▸ Exercise description: Tally every line of the listing where the string "JSON" is found, and state the total alone.

▸ Figure record listings:
* Start *
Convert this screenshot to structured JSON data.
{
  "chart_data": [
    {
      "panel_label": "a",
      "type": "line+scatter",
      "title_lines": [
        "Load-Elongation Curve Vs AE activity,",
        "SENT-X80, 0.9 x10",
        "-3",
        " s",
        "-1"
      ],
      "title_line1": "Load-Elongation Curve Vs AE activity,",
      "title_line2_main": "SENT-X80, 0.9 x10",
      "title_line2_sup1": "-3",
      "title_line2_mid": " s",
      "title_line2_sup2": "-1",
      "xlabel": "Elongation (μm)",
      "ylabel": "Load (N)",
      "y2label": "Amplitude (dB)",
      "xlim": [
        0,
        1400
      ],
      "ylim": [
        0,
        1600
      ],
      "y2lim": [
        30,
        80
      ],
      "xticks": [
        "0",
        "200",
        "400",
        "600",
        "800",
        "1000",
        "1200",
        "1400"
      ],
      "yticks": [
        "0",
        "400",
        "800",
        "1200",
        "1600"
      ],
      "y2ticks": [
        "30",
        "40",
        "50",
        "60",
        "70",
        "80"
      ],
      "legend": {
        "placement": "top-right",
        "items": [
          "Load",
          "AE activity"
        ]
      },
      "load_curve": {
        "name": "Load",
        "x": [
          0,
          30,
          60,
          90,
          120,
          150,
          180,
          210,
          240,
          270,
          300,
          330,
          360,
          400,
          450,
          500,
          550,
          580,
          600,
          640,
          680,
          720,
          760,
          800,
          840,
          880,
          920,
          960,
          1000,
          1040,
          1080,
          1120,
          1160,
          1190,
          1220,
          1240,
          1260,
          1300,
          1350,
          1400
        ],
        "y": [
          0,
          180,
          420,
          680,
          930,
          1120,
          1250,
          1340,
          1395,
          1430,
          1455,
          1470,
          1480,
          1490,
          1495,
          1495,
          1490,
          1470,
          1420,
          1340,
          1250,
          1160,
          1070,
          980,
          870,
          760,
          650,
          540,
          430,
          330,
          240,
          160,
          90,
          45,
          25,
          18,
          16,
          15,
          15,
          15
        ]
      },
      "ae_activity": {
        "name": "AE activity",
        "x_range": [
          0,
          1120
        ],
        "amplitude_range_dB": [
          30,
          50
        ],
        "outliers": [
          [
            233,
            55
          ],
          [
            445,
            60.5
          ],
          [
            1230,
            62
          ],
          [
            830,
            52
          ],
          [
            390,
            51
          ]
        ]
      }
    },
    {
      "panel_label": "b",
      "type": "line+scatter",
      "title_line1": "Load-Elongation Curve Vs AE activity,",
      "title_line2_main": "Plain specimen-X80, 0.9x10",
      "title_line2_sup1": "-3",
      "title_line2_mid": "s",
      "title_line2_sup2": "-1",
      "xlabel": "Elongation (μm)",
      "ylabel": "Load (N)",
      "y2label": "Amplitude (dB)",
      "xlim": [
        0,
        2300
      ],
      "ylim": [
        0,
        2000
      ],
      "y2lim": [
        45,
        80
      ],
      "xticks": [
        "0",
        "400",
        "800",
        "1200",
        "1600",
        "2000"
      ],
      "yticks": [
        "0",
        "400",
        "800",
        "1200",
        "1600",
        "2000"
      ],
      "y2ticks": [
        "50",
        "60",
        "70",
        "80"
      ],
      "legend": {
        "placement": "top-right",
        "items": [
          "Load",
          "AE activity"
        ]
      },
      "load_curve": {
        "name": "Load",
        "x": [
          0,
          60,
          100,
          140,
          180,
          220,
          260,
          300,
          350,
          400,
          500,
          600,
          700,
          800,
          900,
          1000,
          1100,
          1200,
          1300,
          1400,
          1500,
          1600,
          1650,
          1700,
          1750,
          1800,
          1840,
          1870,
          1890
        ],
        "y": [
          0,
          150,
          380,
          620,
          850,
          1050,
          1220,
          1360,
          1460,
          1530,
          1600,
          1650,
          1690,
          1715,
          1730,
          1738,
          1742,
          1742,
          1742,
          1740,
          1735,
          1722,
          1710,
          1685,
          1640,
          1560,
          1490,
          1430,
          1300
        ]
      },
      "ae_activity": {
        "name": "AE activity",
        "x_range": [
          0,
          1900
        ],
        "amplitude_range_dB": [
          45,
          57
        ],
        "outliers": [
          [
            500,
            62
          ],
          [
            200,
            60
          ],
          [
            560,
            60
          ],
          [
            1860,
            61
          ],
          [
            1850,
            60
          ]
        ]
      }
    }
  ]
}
* End *
* Start *
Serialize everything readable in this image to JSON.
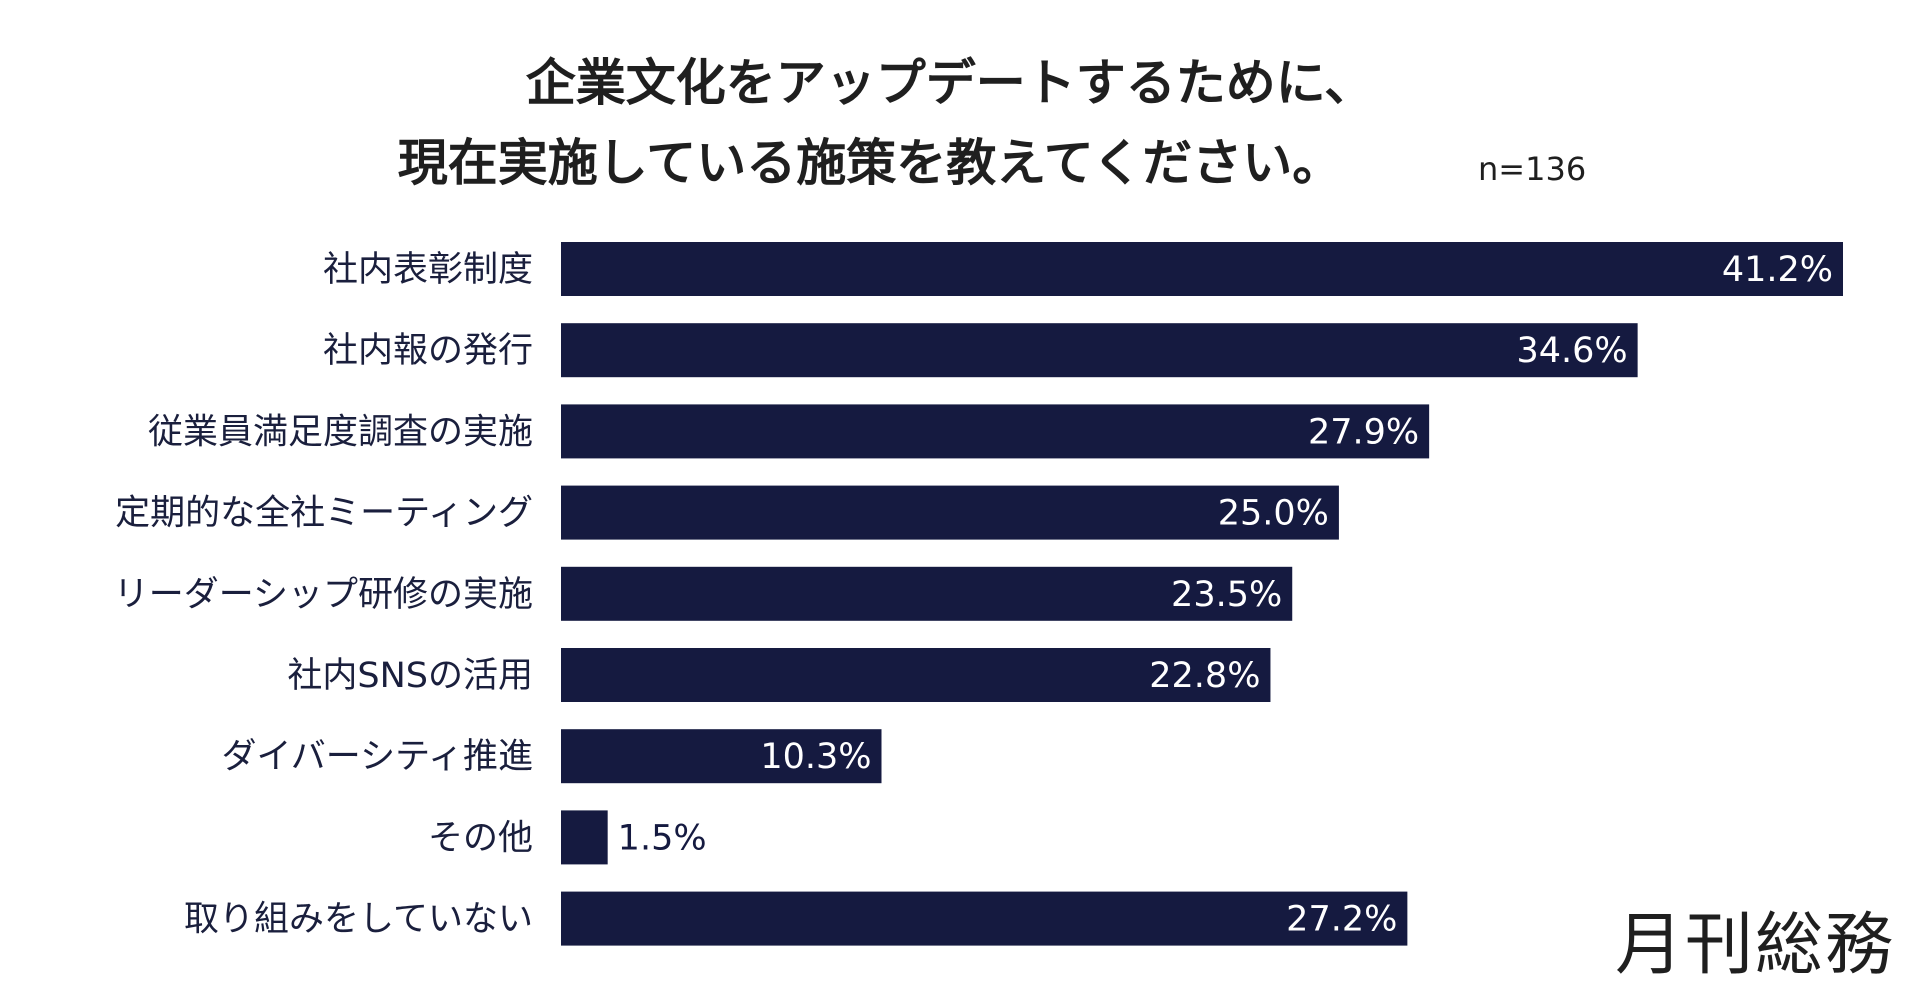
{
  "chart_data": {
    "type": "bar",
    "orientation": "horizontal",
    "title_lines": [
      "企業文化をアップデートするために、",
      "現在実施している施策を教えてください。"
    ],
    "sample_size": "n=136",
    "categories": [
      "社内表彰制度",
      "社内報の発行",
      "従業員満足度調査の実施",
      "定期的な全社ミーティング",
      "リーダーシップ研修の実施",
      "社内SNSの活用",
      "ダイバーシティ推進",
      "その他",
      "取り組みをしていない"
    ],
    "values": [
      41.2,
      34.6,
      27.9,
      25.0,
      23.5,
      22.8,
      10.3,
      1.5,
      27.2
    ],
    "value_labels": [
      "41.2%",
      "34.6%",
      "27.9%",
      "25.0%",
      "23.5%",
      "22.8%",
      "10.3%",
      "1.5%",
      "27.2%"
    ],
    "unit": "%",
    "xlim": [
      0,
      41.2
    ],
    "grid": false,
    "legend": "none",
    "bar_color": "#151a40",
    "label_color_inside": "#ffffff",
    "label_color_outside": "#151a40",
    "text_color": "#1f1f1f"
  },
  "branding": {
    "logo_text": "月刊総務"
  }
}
* End *
▸ Reply: 2